STATED GOAL: Rewrite everything from the first of the rows below down to the row containing "chevron-right-icon (462, 341, 470, 355)", both ends included, as a Markdown table with columns n and Line. Number each one in n and omit blank lines.

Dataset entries
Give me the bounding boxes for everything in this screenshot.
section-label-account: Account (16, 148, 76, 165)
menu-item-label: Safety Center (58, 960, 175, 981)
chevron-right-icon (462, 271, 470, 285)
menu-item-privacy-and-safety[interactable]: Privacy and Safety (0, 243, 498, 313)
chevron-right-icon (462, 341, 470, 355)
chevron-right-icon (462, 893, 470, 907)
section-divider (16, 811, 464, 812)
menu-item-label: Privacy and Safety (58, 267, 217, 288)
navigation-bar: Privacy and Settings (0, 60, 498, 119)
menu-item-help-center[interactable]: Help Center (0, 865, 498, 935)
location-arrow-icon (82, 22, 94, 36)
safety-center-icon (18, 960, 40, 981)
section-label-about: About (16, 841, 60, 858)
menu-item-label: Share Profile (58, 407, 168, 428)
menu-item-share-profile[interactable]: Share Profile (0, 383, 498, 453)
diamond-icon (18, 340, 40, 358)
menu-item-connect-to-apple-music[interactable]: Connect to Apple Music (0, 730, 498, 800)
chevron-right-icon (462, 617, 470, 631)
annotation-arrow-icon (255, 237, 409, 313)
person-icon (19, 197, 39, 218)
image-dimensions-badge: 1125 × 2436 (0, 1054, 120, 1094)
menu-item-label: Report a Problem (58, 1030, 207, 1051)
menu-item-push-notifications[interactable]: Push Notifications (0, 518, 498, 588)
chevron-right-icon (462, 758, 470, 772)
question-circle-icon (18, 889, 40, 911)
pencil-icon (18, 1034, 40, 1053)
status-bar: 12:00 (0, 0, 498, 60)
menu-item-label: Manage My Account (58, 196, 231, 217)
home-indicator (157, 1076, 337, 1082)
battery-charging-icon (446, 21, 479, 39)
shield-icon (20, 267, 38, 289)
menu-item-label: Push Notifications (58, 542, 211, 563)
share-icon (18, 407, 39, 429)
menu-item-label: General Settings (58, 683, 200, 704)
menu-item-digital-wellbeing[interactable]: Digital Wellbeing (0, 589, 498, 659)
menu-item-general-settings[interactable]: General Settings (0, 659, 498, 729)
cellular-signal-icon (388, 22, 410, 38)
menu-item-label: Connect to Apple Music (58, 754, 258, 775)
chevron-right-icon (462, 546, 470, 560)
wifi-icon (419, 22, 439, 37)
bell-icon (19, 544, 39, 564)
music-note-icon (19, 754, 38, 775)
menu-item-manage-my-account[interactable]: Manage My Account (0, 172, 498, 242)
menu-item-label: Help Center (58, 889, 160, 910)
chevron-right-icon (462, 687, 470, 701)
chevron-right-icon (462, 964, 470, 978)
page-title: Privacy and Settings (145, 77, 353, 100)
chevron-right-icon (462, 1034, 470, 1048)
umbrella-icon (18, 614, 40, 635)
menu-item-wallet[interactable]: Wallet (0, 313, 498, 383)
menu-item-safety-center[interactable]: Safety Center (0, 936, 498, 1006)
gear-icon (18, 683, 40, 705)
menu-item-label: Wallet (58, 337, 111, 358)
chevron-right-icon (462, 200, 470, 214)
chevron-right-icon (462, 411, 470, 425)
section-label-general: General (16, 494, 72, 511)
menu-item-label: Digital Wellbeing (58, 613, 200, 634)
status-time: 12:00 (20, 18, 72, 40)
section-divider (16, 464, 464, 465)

WRITTEN REPLY:
| n | Line |
|---|---|
| 1 | Give me the bounding boxes for everything in this screenshot. |
| 2 | section-label-account: Account (16, 148, 76, 165) |
| 3 | menu-item-label: Safety Center (58, 960, 175, 981) |
| 4 | chevron-right-icon (462, 271, 470, 285) |
| 5 | menu-item-privacy-and-safety[interactable]: Privacy and Safety (0, 243, 498, 313) |
| 6 | chevron-right-icon (462, 341, 470, 355) |